§ PROBLEM REQUIREMENTS
Express every line of the entries below as a Markdown table with the columns "Row" and "Line", numbering the rows and skipping blank lines. Leave the pictures out of the answer.

§ RECORD LIST
· · · · ·
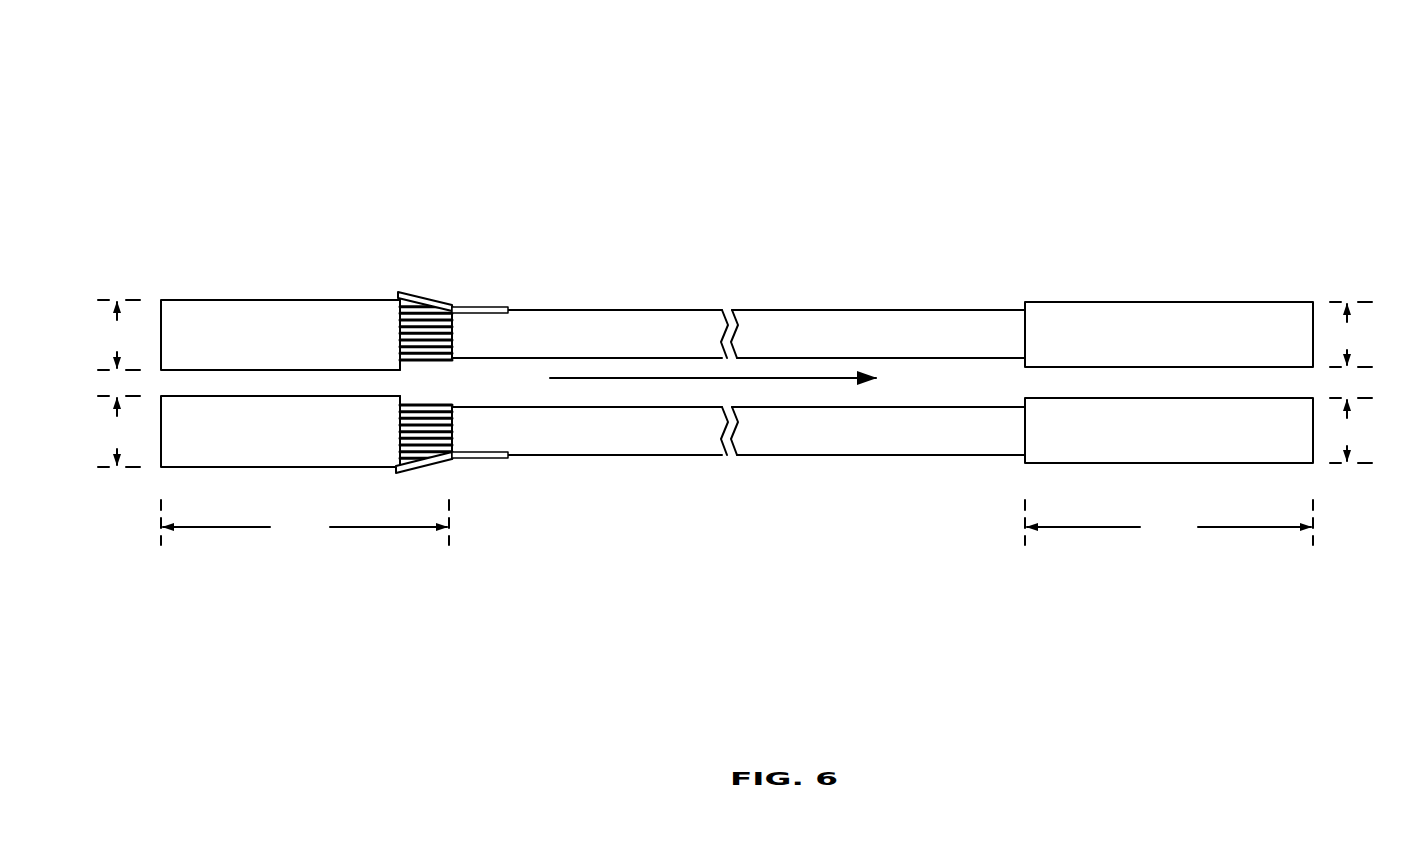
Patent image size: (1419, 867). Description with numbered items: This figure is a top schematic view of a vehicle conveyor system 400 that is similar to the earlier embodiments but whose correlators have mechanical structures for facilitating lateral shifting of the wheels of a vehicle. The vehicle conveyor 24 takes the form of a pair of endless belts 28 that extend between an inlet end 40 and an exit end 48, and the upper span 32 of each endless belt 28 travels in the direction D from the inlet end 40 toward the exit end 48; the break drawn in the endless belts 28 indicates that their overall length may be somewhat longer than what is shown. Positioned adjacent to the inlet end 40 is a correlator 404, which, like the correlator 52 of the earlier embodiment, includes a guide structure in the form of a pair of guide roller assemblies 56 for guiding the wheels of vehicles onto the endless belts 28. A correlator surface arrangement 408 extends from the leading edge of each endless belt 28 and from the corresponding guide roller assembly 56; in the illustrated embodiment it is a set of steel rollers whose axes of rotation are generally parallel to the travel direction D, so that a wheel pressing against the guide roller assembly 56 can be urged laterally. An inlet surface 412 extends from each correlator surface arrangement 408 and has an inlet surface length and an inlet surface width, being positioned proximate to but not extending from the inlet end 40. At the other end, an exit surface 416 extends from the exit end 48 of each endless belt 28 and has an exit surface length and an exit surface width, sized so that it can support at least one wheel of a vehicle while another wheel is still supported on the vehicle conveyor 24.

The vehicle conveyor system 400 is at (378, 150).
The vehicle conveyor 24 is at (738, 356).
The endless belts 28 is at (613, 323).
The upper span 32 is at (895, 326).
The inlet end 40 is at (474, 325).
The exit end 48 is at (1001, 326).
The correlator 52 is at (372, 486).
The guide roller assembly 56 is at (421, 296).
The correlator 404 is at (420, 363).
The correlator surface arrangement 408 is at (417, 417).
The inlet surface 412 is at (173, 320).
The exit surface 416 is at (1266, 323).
· · · · ·
§ TASK SOLUTION
| Row | Line |
|---|---|
| 1 | Patent image size: (1419, 867). Description with numbered items: This figure is a top schematic view of a vehicle conveyor system 400 that is similar to the earlier embodiments but whose correlators have mechanical structures for facilitating lateral shifting of the wheels of a vehicle. The vehicle conveyor 24 takes the form of a pair of endless belts 28 that extend between an inlet end 40 and an exit end 48, and the upper span 32 of each endless belt 28 travels in the direction D from the inlet end 40 toward the exit end 48; the break drawn in the endless belts 28 indicates that their overall length may be somewhat longer than what is shown. Positioned adjacent to the inlet end 40 is a correlator 404, which, like the correlator 52 of the earlier embodiment, includes a guide structure in the form of a pair of guide roller assemblies 56 for guiding the wheels of vehicles onto the endless belts 28. A correlator surface arrangement 408 extends from the leading edge of each endless belt 28 and from the corresponding guide roller assembly 56; in the illustrated embodiment it is a set of steel rollers whose axes of rotation are generally parallel to the travel direction D, so that a wheel pressing against the guide roller assembly 56 can be urged laterally. An inlet surface 412 extends from each correlator surface arrangement 408 and has an inlet surface length and an inlet surface width, being positioned proximate to but not extending from the inlet end 40. At the other end, an exit surface 416 extends from the exit end 48 of each endless belt 28 and has an exit surface length and an exit surface width, sized so that it can support at least one wheel of a vehicle while another wheel is still supported on the vehicle conveyor 24. |
| 2 | The vehicle conveyor system 400 is at (378, 150). |
| 3 | The vehicle conveyor 24 is at (738, 356). |
| 4 | The endless belts 28 is at (613, 323). |
| 5 | The upper span 32 is at (895, 326). |
| 6 | The inlet end 40 is at (474, 325). |
| 7 | The exit end 48 is at (1001, 326). |
| 8 | The correlator 52 is at (372, 486). |
| 9 | The guide roller assembly 56 is at (421, 296). |
| 10 | The correlator 404 is at (420, 363). |
| 11 | The correlator surface arrangement 408 is at (417, 417). |
| 12 | The inlet surface 412 is at (173, 320). |
| 13 | The exit surface 416 is at (1266, 323). |